[Stored items from a collection]

####

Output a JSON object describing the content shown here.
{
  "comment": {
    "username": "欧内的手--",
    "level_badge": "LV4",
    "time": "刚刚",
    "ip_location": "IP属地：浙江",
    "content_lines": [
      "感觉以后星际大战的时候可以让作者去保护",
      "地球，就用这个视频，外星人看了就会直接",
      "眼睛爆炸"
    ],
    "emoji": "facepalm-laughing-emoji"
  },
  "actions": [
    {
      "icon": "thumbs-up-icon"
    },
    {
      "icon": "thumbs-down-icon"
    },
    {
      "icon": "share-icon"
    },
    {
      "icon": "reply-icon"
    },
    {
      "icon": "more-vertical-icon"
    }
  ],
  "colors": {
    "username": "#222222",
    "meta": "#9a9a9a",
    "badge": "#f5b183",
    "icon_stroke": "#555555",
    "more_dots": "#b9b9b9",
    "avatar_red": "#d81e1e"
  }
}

####

**Problem description**
Copy out the whole listing exactly.

**Response below**
Output a JSON object describing the content shown here.
{
  "comment": {
    "username": "欧内的手--",
    "level_badge": "LV4",
    "time": "刚刚",
    "ip_location": "IP属地：浙江",
    "content_lines": [
      "感觉以后星际大战的时候可以让作者去保护",
      "地球，就用这个视频，外星人看了就会直接",
      "眼睛爆炸"
    ],
    "emoji": "facepalm-laughing-emoji"
  },
  "actions": [
    {
      "icon": "thumbs-up-icon"
    },
    {
      "icon": "thumbs-down-icon"
    },
    {
      "icon": "share-icon"
    },
    {
      "icon": "reply-icon"
    },
    {
      "icon": "more-vertical-icon"
    }
  ],
  "colors": {
    "username": "#222222",
    "meta": "#9a9a9a",
    "badge": "#f5b183",
    "icon_stroke": "#555555",
    "more_dots": "#b9b9b9",
    "avatar_red": "#d81e1e"
  }
}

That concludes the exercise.